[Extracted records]
────────

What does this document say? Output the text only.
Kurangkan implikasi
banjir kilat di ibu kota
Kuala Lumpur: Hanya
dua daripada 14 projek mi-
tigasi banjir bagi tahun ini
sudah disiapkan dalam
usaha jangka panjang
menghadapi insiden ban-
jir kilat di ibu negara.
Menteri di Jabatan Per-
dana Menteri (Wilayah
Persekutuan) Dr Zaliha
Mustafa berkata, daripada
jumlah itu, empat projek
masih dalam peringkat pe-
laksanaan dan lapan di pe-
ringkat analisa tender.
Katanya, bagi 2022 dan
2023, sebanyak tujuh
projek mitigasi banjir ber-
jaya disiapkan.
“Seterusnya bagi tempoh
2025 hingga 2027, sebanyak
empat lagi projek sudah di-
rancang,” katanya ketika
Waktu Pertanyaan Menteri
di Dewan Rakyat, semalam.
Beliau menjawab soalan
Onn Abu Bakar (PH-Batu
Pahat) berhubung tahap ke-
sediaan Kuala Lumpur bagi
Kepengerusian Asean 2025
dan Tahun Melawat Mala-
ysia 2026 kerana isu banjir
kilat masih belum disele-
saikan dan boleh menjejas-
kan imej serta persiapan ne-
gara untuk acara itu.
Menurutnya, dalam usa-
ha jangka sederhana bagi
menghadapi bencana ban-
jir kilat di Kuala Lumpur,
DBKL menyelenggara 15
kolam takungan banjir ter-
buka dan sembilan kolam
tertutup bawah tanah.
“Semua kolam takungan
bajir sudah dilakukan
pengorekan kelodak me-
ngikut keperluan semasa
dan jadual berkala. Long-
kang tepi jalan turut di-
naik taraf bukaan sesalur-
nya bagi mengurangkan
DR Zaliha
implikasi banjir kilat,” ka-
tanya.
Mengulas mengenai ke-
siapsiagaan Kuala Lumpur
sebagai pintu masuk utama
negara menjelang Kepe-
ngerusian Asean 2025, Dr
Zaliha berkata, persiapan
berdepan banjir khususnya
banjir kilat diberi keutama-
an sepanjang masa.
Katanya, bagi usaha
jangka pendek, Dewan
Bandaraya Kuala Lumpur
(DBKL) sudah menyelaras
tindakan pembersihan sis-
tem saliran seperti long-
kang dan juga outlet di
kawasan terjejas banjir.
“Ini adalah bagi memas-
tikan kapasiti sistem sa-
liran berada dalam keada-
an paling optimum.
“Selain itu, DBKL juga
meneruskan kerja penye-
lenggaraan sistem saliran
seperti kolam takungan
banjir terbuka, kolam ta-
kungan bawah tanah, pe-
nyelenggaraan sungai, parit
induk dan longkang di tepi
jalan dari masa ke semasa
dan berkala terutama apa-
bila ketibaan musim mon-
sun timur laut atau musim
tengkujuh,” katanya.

────────

[JOB]
Extract the complete listing verbatim.

[OUTPUT]
What does this document say? Output the text only.
Kurangkan implikasi
banjir kilat di ibu kota
Kuala Lumpur: Hanya
dua daripada 14 projek mi-
tigasi banjir bagi tahun ini
sudah disiapkan dalam
usaha jangka panjang
menghadapi insiden ban-
jir kilat di ibu negara.
Menteri di Jabatan Per-
dana Menteri (Wilayah
Persekutuan) Dr Zaliha
Mustafa berkata, daripada
jumlah itu, empat projek
masih dalam peringkat pe-
laksanaan dan lapan di pe-
ringkat analisa tender.
Katanya, bagi 2022 dan
2023, sebanyak tujuh
projek mitigasi banjir ber-
jaya disiapkan.
“Seterusnya bagi tempoh
2025 hingga 2027, sebanyak
empat lagi projek sudah di-
rancang,” katanya ketika
Waktu Pertanyaan Menteri
di Dewan Rakyat, semalam.
Beliau menjawab soalan
Onn Abu Bakar (PH-Batu
Pahat) berhubung tahap ke-
sediaan Kuala Lumpur bagi
Kepengerusian Asean 2025
dan Tahun Melawat Mala-
ysia 2026 kerana isu banjir
kilat masih belum disele-
saikan dan boleh menjejas-
kan imej serta persiapan ne-
gara untuk acara itu.
Menurutnya, dalam usa-
ha jangka sederhana bagi
menghadapi bencana ban-
jir kilat di Kuala Lumpur,
DBKL menyelenggara 15
kolam takungan banjir ter-
buka dan sembilan kolam
tertutup bawah tanah.
“Semua kolam takungan
bajir sudah dilakukan
pengorekan kelodak me-
ngikut keperluan semasa
dan jadual berkala. Long-
kang tepi jalan turut di-
naik taraf bukaan sesalur-
nya bagi mengurangkan
DR Zaliha
implikasi banjir kilat,” ka-
tanya.
Mengulas mengenai ke-
siapsiagaan Kuala Lumpur
sebagai pintu masuk utama
negara menjelang Kepe-
ngerusian Asean 2025, Dr
Zaliha berkata, persiapan
berdepan banjir khususnya
banjir kilat diberi keutama-
an sepanjang masa.
Katanya, bagi usaha
jangka pendek, Dewan
Bandaraya Kuala Lumpur
(DBKL) sudah menyelaras
tindakan pembersihan sis-
tem saliran seperti long-
kang dan juga outlet di
kawasan terjejas banjir.
“Ini adalah bagi memas-
tikan kapasiti sistem sa-
liran berada dalam keada-
an paling optimum.
“Selain itu, DBKL juga
meneruskan kerja penye-
lenggaraan sistem saliran
seperti kolam takungan
banjir terbuka, kolam ta-
kungan bawah tanah, pe-
nyelenggaraan sungai, parit
induk dan longkang di tepi
jalan dari masa ke semasa
dan berkala terutama apa-
bila ketibaan musim mon-
sun timur laut atau musim
tengkujuh,” katanya.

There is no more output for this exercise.